YOUR INSTRUCTIONS: Copy out each line of the material below with no changes.

TASK INPUTS:
=======

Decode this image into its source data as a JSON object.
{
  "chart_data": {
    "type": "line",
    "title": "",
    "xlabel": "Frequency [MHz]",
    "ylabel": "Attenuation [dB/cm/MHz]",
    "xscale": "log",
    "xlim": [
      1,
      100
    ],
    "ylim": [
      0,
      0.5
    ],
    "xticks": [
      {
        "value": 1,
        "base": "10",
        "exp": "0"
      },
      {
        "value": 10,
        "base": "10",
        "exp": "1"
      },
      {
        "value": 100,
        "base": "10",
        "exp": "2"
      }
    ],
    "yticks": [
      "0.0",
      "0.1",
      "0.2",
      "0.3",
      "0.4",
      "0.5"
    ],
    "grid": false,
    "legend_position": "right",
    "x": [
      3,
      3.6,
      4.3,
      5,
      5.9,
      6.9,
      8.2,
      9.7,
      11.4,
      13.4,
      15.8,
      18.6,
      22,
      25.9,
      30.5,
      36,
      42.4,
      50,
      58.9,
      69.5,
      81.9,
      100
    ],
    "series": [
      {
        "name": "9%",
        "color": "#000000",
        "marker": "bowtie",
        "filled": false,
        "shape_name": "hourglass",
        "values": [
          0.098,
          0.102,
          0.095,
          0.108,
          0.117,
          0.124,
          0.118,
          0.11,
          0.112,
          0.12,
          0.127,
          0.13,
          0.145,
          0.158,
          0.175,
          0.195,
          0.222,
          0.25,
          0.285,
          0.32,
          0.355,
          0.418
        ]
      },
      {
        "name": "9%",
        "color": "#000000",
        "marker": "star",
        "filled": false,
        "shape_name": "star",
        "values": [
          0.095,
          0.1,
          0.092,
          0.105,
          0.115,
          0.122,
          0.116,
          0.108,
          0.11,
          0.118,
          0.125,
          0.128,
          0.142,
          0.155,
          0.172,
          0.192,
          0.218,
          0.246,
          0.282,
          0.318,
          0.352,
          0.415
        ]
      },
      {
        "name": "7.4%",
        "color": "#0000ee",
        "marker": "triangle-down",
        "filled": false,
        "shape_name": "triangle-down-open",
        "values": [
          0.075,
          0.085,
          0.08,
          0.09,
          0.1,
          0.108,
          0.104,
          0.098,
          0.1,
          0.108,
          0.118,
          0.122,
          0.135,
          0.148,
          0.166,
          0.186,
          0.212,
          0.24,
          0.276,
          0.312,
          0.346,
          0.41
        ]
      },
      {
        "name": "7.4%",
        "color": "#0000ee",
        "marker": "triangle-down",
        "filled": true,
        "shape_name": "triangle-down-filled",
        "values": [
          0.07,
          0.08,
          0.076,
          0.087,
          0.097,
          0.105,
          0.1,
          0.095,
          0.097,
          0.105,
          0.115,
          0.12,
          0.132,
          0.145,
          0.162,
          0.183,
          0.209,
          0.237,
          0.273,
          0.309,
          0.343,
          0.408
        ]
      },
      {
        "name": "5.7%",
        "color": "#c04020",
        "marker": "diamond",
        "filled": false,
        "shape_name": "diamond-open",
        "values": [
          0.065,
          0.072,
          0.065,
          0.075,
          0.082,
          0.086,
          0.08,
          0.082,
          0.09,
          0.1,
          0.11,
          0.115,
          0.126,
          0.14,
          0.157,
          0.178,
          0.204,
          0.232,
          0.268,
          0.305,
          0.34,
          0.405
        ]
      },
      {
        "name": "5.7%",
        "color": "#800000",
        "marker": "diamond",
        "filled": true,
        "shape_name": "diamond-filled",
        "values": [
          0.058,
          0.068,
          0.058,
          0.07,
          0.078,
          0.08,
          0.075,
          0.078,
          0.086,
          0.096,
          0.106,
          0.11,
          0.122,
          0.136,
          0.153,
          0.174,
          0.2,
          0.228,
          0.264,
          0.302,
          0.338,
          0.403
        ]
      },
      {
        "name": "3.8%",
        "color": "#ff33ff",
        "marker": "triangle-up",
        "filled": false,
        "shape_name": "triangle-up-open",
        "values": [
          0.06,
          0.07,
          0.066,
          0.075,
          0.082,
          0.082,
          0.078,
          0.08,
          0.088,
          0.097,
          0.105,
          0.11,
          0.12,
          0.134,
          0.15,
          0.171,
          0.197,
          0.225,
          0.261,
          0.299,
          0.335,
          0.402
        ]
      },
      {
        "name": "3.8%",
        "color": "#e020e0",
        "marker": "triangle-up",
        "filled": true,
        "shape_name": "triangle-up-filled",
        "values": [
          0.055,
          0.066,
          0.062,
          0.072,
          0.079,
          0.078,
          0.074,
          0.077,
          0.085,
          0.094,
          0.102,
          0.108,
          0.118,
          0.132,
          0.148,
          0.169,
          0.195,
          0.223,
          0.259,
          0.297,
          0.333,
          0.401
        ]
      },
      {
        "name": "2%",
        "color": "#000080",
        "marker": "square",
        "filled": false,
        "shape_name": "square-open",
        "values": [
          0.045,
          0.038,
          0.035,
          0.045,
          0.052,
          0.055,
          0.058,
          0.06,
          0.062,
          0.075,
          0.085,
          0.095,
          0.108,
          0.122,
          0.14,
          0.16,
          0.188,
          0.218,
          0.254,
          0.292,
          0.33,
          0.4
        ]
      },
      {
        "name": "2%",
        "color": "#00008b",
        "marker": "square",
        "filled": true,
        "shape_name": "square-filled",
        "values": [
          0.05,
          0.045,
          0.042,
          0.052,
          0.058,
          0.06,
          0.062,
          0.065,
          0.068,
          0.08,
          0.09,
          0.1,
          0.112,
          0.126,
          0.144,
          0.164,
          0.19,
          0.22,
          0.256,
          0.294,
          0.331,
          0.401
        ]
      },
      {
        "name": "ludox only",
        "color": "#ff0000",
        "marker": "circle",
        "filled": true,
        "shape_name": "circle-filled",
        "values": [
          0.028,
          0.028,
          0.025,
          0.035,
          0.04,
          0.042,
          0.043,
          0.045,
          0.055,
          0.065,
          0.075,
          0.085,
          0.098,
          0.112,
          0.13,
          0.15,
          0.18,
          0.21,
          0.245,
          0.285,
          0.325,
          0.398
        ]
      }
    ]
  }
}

=======

RESULT FOR THIS TASK:
Decode this image into its source data as a JSON object.
{
  "chart_data": {
    "type": "line",
    "title": "",
    "xlabel": "Frequency [MHz]",
    "ylabel": "Attenuation [dB/cm/MHz]",
    "xscale": "log",
    "xlim": [
      1,
      100
    ],
    "ylim": [
      0,
      0.5
    ],
    "xticks": [
      {
        "value": 1,
        "base": "10",
        "exp": "0"
      },
      {
        "value": 10,
        "base": "10",
        "exp": "1"
      },
      {
        "value": 100,
        "base": "10",
        "exp": "2"
      }
    ],
    "yticks": [
      "0.0",
      "0.1",
      "0.2",
      "0.3",
      "0.4",
      "0.5"
    ],
    "grid": false,
    "legend_position": "right",
    "x": [
      3,
      3.6,
      4.3,
      5,
      5.9,
      6.9,
      8.2,
      9.7,
      11.4,
      13.4,
      15.8,
      18.6,
      22,
      25.9,
      30.5,
      36,
      42.4,
      50,
      58.9,
      69.5,
      81.9,
      100
    ],
    "series": [
      {
        "name": "9%",
        "color": "#000000",
        "marker": "bowtie",
        "filled": false,
        "shape_name": "hourglass",
        "values": [
          0.098,
          0.102,
          0.095,
          0.108,
          0.117,
          0.124,
          0.118,
          0.11,
          0.112,
          0.12,
          0.127,
          0.13,
          0.145,
          0.158,
          0.175,
          0.195,
          0.222,
          0.25,
          0.285,
          0.32,
          0.355,
          0.418
        ]
      },
      {
        "name": "9%",
        "color": "#000000",
        "marker": "star",
        "filled": false,
        "shape_name": "star",
        "values": [
          0.095,
          0.1,
          0.092,
          0.105,
          0.115,
          0.122,
          0.116,
          0.108,
          0.11,
          0.118,
          0.125,
          0.128,
          0.142,
          0.155,
          0.172,
          0.192,
          0.218,
          0.246,
          0.282,
          0.318,
          0.352,
          0.415
        ]
      },
      {
        "name": "7.4%",
        "color": "#0000ee",
        "marker": "triangle-down",
        "filled": false,
        "shape_name": "triangle-down-open",
        "values": [
          0.075,
          0.085,
          0.08,
          0.09,
          0.1,
          0.108,
          0.104,
          0.098,
          0.1,
          0.108,
          0.118,
          0.122,
          0.135,
          0.148,
          0.166,
          0.186,
          0.212,
          0.24,
          0.276,
          0.312,
          0.346,
          0.41
        ]
      },
      {
        "name": "7.4%",
        "color": "#0000ee",
        "marker": "triangle-down",
        "filled": true,
        "shape_name": "triangle-down-filled",
        "values": [
          0.07,
          0.08,
          0.076,
          0.087,
          0.097,
          0.105,
          0.1,
          0.095,
          0.097,
          0.105,
          0.115,
          0.12,
          0.132,
          0.145,
          0.162,
          0.183,
          0.209,
          0.237,
          0.273,
          0.309,
          0.343,
          0.408
        ]
      },
      {
        "name": "5.7%",
        "color": "#c04020",
        "marker": "diamond",
        "filled": false,
        "shape_name": "diamond-open",
        "values": [
          0.065,
          0.072,
          0.065,
          0.075,
          0.082,
          0.086,
          0.08,
          0.082,
          0.09,
          0.1,
          0.11,
          0.115,
          0.126,
          0.14,
          0.157,
          0.178,
          0.204,
          0.232,
          0.268,
          0.305,
          0.34,
          0.405
        ]
      },
      {
        "name": "5.7%",
        "color": "#800000",
        "marker": "diamond",
        "filled": true,
        "shape_name": "diamond-filled",
        "values": [
          0.058,
          0.068,
          0.058,
          0.07,
          0.078,
          0.08,
          0.075,
          0.078,
          0.086,
          0.096,
          0.106,
          0.11,
          0.122,
          0.136,
          0.153,
          0.174,
          0.2,
          0.228,
          0.264,
          0.302,
          0.338,
          0.403
        ]
      },
      {
        "name": "3.8%",
        "color": "#ff33ff",
        "marker": "triangle-up",
        "filled": false,
        "shape_name": "triangle-up-open",
        "values": [
          0.06,
          0.07,
          0.066,
          0.075,
          0.082,
          0.082,
          0.078,
          0.08,
          0.088,
          0.097,
          0.105,
          0.11,
          0.12,
          0.134,
          0.15,
          0.171,
          0.197,
          0.225,
          0.261,
          0.299,
          0.335,
          0.402
        ]
      },
      {
        "name": "3.8%",
        "color": "#e020e0",
        "marker": "triangle-up",
        "filled": true,
        "shape_name": "triangle-up-filled",
        "values": [
          0.055,
          0.066,
          0.062,
          0.072,
          0.079,
          0.078,
          0.074,
          0.077,
          0.085,
          0.094,
          0.102,
          0.108,
          0.118,
          0.132,
          0.148,
          0.169,
          0.195,
          0.223,
          0.259,
          0.297,
          0.333,
          0.401
        ]
      },
      {
        "name": "2%",
        "color": "#000080",
        "marker": "square",
        "filled": false,
        "shape_name": "square-open",
        "values": [
          0.045,
          0.038,
          0.035,
          0.045,
          0.052,
          0.055,
          0.058,
          0.06,
          0.062,
          0.075,
          0.085,
          0.095,
          0.108,
          0.122,
          0.14,
          0.16,
          0.188,
          0.218,
          0.254,
          0.292,
          0.33,
          0.4
        ]
      },
      {
        "name": "2%",
        "color": "#00008b",
        "marker": "square",
        "filled": true,
        "shape_name": "square-filled",
        "values": [
          0.05,
          0.045,
          0.042,
          0.052,
          0.058,
          0.06,
          0.062,
          0.065,
          0.068,
          0.08,
          0.09,
          0.1,
          0.112,
          0.126,
          0.144,
          0.164,
          0.19,
          0.22,
          0.256,
          0.294,
          0.331,
          0.401
        ]
      },
      {
        "name": "ludox only",
        "color": "#ff0000",
        "marker": "circle",
        "filled": true,
        "shape_name": "circle-filled",
        "values": [
          0.028,
          0.028,
          0.025,
          0.035,
          0.04,
          0.042,
          0.043,
          0.045,
          0.055,
          0.065,
          0.075,
          0.085,
          0.098,
          0.112,
          0.13,
          0.15,
          0.18,
          0.21,
          0.245,
          0.285,
          0.325,
          0.398
        ]
      }
    ]
  }
}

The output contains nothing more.